Gather all lines in the entries that include the word "ylabel".

(Material shown):

________________

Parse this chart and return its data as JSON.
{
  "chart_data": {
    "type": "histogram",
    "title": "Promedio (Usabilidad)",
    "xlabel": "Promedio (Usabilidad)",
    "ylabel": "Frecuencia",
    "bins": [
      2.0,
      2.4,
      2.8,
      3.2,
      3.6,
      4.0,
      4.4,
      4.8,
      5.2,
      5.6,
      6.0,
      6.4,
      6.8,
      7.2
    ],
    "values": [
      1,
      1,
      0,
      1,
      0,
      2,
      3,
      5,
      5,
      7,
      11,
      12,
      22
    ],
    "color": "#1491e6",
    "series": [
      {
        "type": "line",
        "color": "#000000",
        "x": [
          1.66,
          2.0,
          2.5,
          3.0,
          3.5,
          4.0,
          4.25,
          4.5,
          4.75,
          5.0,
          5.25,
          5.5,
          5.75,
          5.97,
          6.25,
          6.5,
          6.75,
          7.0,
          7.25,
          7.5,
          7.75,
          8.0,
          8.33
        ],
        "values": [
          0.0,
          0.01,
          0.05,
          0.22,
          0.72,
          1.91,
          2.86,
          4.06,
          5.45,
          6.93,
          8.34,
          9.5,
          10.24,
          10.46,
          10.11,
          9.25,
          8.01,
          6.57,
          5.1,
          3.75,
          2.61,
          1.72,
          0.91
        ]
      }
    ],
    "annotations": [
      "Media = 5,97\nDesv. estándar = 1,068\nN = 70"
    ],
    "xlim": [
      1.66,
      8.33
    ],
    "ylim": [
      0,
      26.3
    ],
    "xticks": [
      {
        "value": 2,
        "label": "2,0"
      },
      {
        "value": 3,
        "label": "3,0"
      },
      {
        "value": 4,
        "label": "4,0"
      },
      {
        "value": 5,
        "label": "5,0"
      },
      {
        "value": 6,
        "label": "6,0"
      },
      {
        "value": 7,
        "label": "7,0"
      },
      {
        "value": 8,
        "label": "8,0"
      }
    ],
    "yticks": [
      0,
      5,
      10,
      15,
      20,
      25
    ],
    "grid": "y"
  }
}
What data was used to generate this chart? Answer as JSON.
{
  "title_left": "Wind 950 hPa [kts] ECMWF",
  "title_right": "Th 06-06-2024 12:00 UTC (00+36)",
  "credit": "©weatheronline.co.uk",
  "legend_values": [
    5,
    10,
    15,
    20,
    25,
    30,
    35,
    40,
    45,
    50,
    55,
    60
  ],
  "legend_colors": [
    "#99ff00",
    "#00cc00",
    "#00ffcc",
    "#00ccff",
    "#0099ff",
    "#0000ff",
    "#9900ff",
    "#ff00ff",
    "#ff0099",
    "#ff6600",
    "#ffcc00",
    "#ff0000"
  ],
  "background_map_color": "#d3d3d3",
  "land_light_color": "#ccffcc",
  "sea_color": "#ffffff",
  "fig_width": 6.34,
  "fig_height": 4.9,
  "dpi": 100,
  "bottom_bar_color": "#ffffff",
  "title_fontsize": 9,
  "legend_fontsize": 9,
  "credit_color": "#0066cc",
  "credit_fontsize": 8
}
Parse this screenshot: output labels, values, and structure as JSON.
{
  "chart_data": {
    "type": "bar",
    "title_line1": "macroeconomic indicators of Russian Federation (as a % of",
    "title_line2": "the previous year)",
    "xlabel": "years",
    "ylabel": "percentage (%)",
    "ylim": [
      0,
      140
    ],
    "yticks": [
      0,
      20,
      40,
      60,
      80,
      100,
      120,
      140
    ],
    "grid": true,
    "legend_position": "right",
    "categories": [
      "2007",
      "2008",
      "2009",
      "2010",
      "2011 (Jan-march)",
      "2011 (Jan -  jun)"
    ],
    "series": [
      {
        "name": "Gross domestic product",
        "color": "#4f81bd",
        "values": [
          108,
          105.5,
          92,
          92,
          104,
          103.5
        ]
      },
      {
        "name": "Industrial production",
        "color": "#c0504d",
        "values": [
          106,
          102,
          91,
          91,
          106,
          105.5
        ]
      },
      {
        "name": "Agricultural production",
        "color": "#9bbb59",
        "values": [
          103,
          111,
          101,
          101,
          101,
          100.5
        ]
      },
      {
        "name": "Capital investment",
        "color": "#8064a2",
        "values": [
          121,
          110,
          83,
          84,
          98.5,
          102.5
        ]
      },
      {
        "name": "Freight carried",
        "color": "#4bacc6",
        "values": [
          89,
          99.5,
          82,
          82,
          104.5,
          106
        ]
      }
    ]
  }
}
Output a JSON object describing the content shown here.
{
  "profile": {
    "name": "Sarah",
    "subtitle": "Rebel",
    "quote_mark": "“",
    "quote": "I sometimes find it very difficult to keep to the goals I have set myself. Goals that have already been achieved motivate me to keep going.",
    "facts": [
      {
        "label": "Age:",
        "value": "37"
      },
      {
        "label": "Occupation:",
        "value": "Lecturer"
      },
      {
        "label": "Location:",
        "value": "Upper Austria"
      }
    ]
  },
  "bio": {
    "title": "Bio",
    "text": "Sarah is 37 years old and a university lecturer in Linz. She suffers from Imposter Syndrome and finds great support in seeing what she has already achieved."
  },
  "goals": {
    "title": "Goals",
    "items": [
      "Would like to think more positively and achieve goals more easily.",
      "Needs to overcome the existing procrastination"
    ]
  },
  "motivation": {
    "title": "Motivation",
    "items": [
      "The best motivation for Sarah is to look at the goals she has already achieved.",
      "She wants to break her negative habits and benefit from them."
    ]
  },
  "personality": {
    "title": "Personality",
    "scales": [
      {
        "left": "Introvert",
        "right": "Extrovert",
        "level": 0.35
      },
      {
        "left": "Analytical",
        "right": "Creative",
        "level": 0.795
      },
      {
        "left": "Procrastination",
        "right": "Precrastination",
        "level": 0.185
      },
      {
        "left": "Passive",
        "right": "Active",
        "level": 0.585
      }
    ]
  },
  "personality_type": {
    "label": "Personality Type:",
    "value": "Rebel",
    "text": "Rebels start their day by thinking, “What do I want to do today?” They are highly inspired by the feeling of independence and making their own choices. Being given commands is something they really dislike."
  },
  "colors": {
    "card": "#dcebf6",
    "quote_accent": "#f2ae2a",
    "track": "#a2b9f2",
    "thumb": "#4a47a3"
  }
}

________________

(Expected output):
    "ylabel": "Frecuencia",
    "ylabel": "percentage (%)",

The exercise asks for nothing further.